[THE REQUEST]
Copy the material that follows word for word and omit its pictures.

• • •

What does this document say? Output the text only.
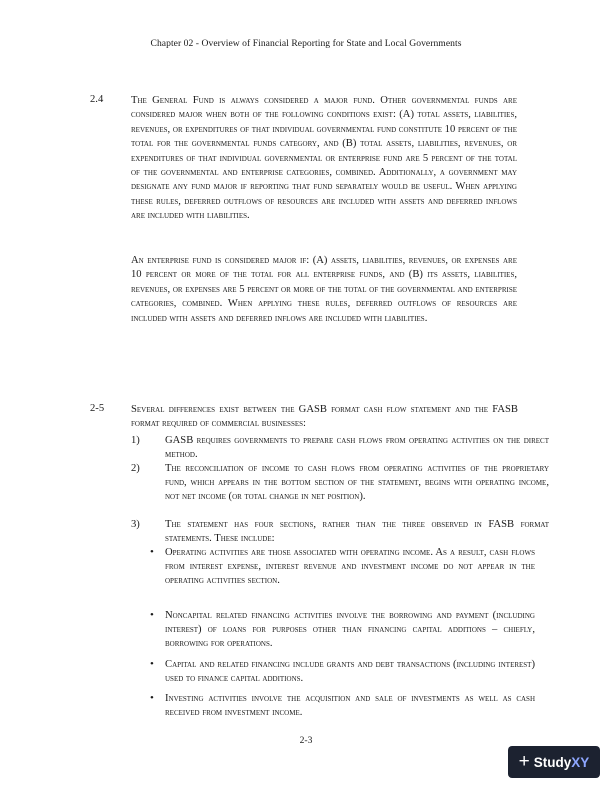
Chapter 02 - Overview of Financial Reporting for State and Local Governments
2.4	The General Fund is always considered a major fund. Other governmental funds are considered major when both of the following conditions exist: (A) total assets, liabilities, revenues, or expenditures of that individual governmental fund constitute 10 percent of the total for the governmental funds category, and (B) total assets, liabilities, revenues, or expenditures of that individual governmental or enterprise fund are 5 percent of the total of the governmental and enterprise categories, combined. Additionally, a government may designate any fund major if reporting that fund separately would be useful. When applying these rules, deferred outflows of resources are included with assets and deferred inflows are included with liabilities.
An enterprise fund is considered major if: (A) assets, liabilities, revenues, or expenses are 10 percent or more of the total for all enterprise funds, and (B) its assets, liabilities, revenues, or expenses are 5 percent or more of the total of the governmental and enterprise categories, combined. When applying these rules, deferred outflows of resources are included with assets and deferred inflows are included with liabilities.
2-5	Several differences exist between the GASB format cash flow statement and the FASB format required of commercial businesses:
1) GASB requires governments to prepare cash flows from operating activities on the direct method.
2) The reconciliation of income to cash flows from operating activities of the proprietary fund, which appears in the bottom section of the statement, begins with operating income, not net income (or total change in net position).
3) The statement has four sections, rather than the three observed in FASB format statements. These include:
• Operating activities are those associated with operating income. As a result, cash flows from interest expense, interest revenue and investment income do not appear in the operating activities section.
• Noncapital related financing activities involve the borrowing and payment (including interest) of loans for purposes other than financing capital additions – chiefly, borrowing for operations.
• Capital and related financing include grants and debt transactions (including interest) used to finance capital additions.
• Investing activities involve the acquisition and sale of investments as well as cash received from investment income.
2-3
+ StudyXY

• • •

[ANSWER TO THIS TASK]
What does this document say? Output the text only.
Chapter 02 - Overview of Financial Reporting for State and Local Governments
2.4	The General Fund is always considered a major fund. Other governmental funds are considered major when both of the following conditions exist: (A) total assets, liabilities, revenues, or expenditures of that individual governmental fund constitute 10 percent of the total for the governmental funds category, and (B) total assets, liabilities, revenues, or expenditures of that individual governmental or enterprise fund are 5 percent of the total of the governmental and enterprise categories, combined. Additionally, a government may designate any fund major if reporting that fund separately would be useful. When applying these rules, deferred outflows of resources are included with assets and deferred inflows are included with liabilities.
An enterprise fund is considered major if: (A) assets, liabilities, revenues, or expenses are 10 percent or more of the total for all enterprise funds, and (B) its assets, liabilities, revenues, or expenses are 5 percent or more of the total of the governmental and enterprise categories, combined. When applying these rules, deferred outflows of resources are included with assets and deferred inflows are included with liabilities.
2-5	Several differences exist between the GASB format cash flow statement and the FASB format required of commercial businesses:
1) GASB requires governments to prepare cash flows from operating activities on the direct method.
2) The reconciliation of income to cash flows from operating activities of the proprietary fund, which appears in the bottom section of the statement, begins with operating income, not net income (or total change in net position).
3) The statement has four sections, rather than the three observed in FASB format statements. These include:
• Operating activities are those associated with operating income. As a result, cash flows from interest expense, interest revenue and investment income do not appear in the operating activities section.
• Noncapital related financing activities involve the borrowing and payment (including interest) of loans for purposes other than financing capital additions – chiefly, borrowing for operations.
• Capital and related financing include grants and debt transactions (including interest) used to finance capital additions.
• Investing activities involve the acquisition and sale of investments as well as cash received from investment income.
2-3
+ StudyXY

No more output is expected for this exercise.